(RECORDED DATA)
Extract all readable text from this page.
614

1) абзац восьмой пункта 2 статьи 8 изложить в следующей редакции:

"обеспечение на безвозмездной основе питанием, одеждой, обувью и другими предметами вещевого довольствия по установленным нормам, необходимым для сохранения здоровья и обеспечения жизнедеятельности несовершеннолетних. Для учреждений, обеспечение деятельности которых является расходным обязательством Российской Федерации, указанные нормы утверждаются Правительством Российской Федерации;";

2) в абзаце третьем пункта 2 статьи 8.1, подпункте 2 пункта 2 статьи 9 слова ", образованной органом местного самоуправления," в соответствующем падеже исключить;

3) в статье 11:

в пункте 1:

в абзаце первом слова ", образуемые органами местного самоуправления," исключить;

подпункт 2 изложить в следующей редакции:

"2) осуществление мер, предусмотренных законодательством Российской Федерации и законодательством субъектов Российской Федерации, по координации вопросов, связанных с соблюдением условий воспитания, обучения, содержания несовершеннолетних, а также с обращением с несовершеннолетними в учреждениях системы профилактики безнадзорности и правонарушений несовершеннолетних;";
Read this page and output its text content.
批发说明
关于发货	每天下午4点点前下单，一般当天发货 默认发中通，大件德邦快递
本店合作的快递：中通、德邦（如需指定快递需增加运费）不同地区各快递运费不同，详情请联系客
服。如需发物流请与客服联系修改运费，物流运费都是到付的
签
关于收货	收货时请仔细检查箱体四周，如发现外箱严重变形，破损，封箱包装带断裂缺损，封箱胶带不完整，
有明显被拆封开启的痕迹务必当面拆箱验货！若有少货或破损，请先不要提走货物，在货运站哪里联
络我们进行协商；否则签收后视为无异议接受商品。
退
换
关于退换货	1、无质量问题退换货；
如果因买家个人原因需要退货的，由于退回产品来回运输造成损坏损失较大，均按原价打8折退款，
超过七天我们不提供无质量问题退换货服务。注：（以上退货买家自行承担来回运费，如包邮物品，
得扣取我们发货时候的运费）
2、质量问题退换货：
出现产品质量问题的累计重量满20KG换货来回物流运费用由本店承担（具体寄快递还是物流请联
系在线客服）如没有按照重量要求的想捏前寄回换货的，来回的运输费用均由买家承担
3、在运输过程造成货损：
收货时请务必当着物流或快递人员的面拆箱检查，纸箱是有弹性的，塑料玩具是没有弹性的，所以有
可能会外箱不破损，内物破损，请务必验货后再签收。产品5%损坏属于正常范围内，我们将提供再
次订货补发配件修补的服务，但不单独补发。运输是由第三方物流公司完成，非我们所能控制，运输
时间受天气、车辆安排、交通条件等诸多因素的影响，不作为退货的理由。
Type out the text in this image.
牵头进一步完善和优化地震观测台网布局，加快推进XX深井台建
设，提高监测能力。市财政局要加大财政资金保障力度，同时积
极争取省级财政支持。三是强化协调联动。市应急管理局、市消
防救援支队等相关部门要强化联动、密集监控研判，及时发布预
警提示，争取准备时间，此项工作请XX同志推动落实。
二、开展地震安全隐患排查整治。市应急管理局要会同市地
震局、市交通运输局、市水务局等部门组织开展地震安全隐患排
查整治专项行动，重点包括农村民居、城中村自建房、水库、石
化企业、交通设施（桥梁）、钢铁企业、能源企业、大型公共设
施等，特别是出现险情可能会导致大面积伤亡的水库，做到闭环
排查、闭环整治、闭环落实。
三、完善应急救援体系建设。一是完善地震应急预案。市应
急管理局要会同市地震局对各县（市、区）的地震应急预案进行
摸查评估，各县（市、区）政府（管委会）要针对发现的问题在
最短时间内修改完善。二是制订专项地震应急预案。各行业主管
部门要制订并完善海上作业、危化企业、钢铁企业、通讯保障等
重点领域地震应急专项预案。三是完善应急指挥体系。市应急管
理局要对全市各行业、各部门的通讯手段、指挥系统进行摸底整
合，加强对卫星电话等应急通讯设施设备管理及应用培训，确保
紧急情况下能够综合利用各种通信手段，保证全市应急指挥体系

(INSTRUCTIONS FOR THE TASK) In the listing above, find the line containing "Read this page and output its text content." and please quote exactly that line through the last one, and no other lines.

(FINAL RESULT)
Read this page and output its text content.
批发说明
关于发货	每天下午4点点前下单，一般当天发货 默认发中通，大件德邦快递
本店合作的快递：中通、德邦（如需指定快递需增加运费）不同地区各快递运费不同，详情请联系客
服。如需发物流请与客服联系修改运费，物流运费都是到付的
签
关于收货	收货时请仔细检查箱体四周，如发现外箱严重变形，破损，封箱包装带断裂缺损，封箱胶带不完整，
有明显被拆封开启的痕迹务必当面拆箱验货！若有少货或破损，请先不要提走货物，在货运站哪里联
络我们进行协商；否则签收后视为无异议接受商品。
退
换
关于退换货	1、无质量问题退换货；
如果因买家个人原因需要退货的，由于退回产品来回运输造成损坏损失较大，均按原价打8折退款，
超过七天我们不提供无质量问题退换货服务。注：（以上退货买家自行承担来回运费，如包邮物品，
得扣取我们发货时候的运费）
2、质量问题退换货：
出现产品质量问题的累计重量满20KG换货来回物流运费用由本店承担（具体寄快递还是物流请联
系在线客服）如没有按照重量要求的想捏前寄回换货的，来回的运输费用均由买家承担
3、在运输过程造成货损：
收货时请务必当着物流或快递人员的面拆箱检查，纸箱是有弹性的，塑料玩具是没有弹性的，所以有
可能会外箱不破损，内物破损，请务必验货后再签收。产品5%损坏属于正常范围内，我们将提供再
次订货补发配件修补的服务，但不单独补发。运输是由第三方物流公司完成，非我们所能控制，运输
时间受天气、车辆安排、交通条件等诸多因素的影响，不作为退货的理由。
Type out the text in this image.
牵头进一步完善和优化地震观测台网布局，加快推进XX深井台建
设，提高监测能力。市财政局要加大财政资金保障力度，同时积
极争取省级财政支持。三是强化协调联动。市应急管理局、市消
防救援支队等相关部门要强化联动、密集监控研判，及时发布预
警提示，争取准备时间，此项工作请XX同志推动落实。
二、开展地震安全隐患排查整治。市应急管理局要会同市地
震局、市交通运输局、市水务局等部门组织开展地震安全隐患排
查整治专项行动，重点包括农村民居、城中村自建房、水库、石
化企业、交通设施（桥梁）、钢铁企业、能源企业、大型公共设
施等，特别是出现险情可能会导致大面积伤亡的水库，做到闭环
排查、闭环整治、闭环落实。
三、完善应急救援体系建设。一是完善地震应急预案。市应
急管理局要会同市地震局对各县（市、区）的地震应急预案进行
摸查评估，各县（市、区）政府（管委会）要针对发现的问题在
最短时间内修改完善。二是制订专项地震应急预案。各行业主管
部门要制订并完善海上作业、危化企业、钢铁企业、通讯保障等
重点领域地震应急专项预案。三是完善应急指挥体系。市应急管
理局要对全市各行业、各部门的通讯手段、指挥系统进行摸底整
合，加强对卫星电话等应急通讯设施设备管理及应用培训，确保
紧急情况下能够综合利用各种通信手段，保证全市应急指挥体系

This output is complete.